■ **WHAT TO DO**: Write the data below out exactly as it stands. Do not include the pictures.

■ **SUPPLIED MATERIAL**:
^^^^

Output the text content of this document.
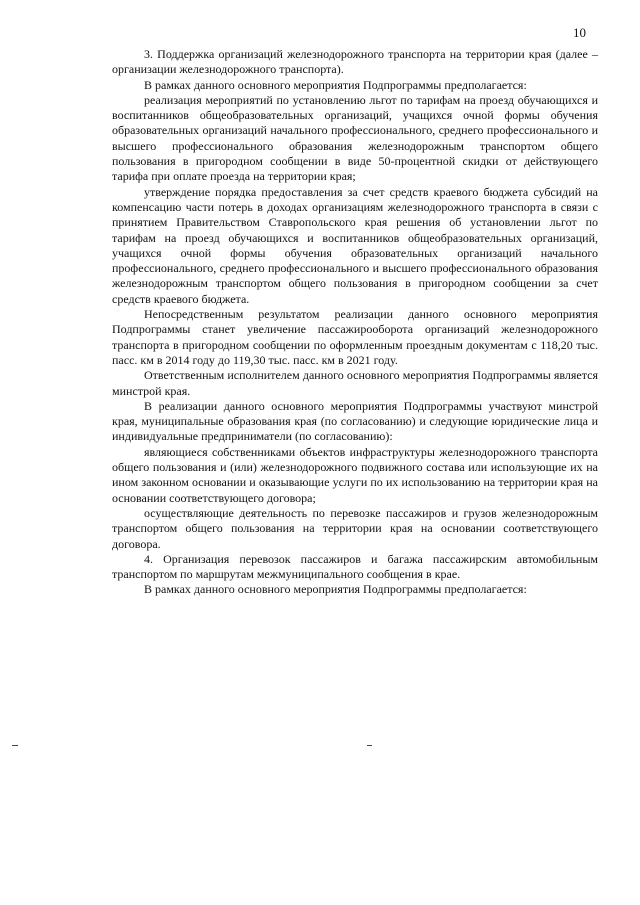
10

3. Поддержка организаций железнодорожного транспорта на территории края (далее – организации железнодорожного транспорта).

В рамках данного основного мероприятия Подпрограммы предполагается:

реализация мероприятий по установлению льгот по тарифам на проезд обучающихся и воспитанников общеобразовательных организаций, учащихся очной формы обучения образовательных организаций начального профессионального, среднего профессионального и высшего профессионального образования железнодорожным транспортом общего пользования в пригородном сообщении в виде 50-процентной скидки от действующего тарифа при оплате проезда на территории края;

утверждение порядка предоставления за счет средств краевого бюджета субсидий на компенсацию части потерь в доходах организациям железнодорожного транспорта в связи с принятием Правительством Ставропольского края решения об установлении льгот по тарифам на проезд обучающихся и воспитанников общеобразовательных организаций, учащихся очной формы обучения образовательных организаций начального профессионального, среднего профессионального и высшего профессионального образования железнодорожным транспортом общего пользования в пригородном сообщении за счет средств краевого бюджета.

Непосредственным результатом реализации данного основного мероприятия Подпрограммы станет увеличение пассажирооборота организаций железнодорожного транспорта в пригородном сообщении по оформленным проездным документам с 118,20 тыс. пасс. км в 2014 году до 119,30 тыс. пасс. км в 2021 году.

Ответственным исполнителем данного основного мероприятия Подпрограммы является минстрой края.

В реализации данного основного мероприятия Подпрограммы участвуют минстрой края, муниципальные образования края (по согласованию) и следующие юридические лица и индивидуальные предприниматели (по согласованию):

являющиеся собственниками объектов инфраструктуры железнодорожного транспорта общего пользования и (или) железнодорожного подвижного состава или использующие их на ином законном основании и оказывающие услуги по их использованию на территории края на основании соответствующего договора;

осуществляющие деятельность по перевозке пассажиров и грузов железнодорожным транспортом общего пользования на территории края на основании соответствующего договора.

4. Организация перевозок пассажиров и багажа пассажирским автомобильным транспортом по маршрутам межмуниципального сообщения в крае.

В рамках данного основного мероприятия Подпрограммы предполагается:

^^^^

■ **EXERCISE RESULT**:
Output the text content of this document.
10

3. Поддержка организаций железнодорожного транспорта на территории края (далее – организации железнодорожного транспорта).

В рамках данного основного мероприятия Подпрограммы предполагается:

реализация мероприятий по установлению льгот по тарифам на проезд обучающихся и воспитанников общеобразовательных организаций, учащихся очной формы обучения образовательных организаций начального профессионального, среднего профессионального и высшего профессионального образования железнодорожным транспортом общего пользования в пригородном сообщении в виде 50-процентной скидки от действующего тарифа при оплате проезда на территории края;

утверждение порядка предоставления за счет средств краевого бюджета субсидий на компенсацию части потерь в доходах организациям железнодорожного транспорта в связи с принятием Правительством Ставропольского края решения об установлении льгот по тарифам на проезд обучающихся и воспитанников общеобразовательных организаций, учащихся очной формы обучения образовательных организаций начального профессионального, среднего профессионального и высшего профессионального образования железнодорожным транспортом общего пользования в пригородном сообщении за счет средств краевого бюджета.

Непосредственным результатом реализации данного основного мероприятия Подпрограммы станет увеличение пассажирооборота организаций железнодорожного транспорта в пригородном сообщении по оформленным проездным документам с 118,20 тыс. пасс. км в 2014 году до 119,30 тыс. пасс. км в 2021 году.

Ответственным исполнителем данного основного мероприятия Подпрограммы является минстрой края.

В реализации данного основного мероприятия Подпрограммы участвуют минстрой края, муниципальные образования края (по согласованию) и следующие юридические лица и индивидуальные предприниматели (по согласованию):

являющиеся собственниками объектов инфраструктуры железнодорожного транспорта общего пользования и (или) железнодорожного подвижного состава или использующие их на ином законном основании и оказывающие услуги по их использованию на территории края на основании соответствующего договора;

осуществляющие деятельность по перевозке пассажиров и грузов железнодорожным транспортом общего пользования на территории края на основании соответствующего договора.

4. Организация перевозок пассажиров и багажа пассажирским автомобильным транспортом по маршрутам межмуниципального сообщения в крае.

В рамках данного основного мероприятия Подпрограммы предполагается:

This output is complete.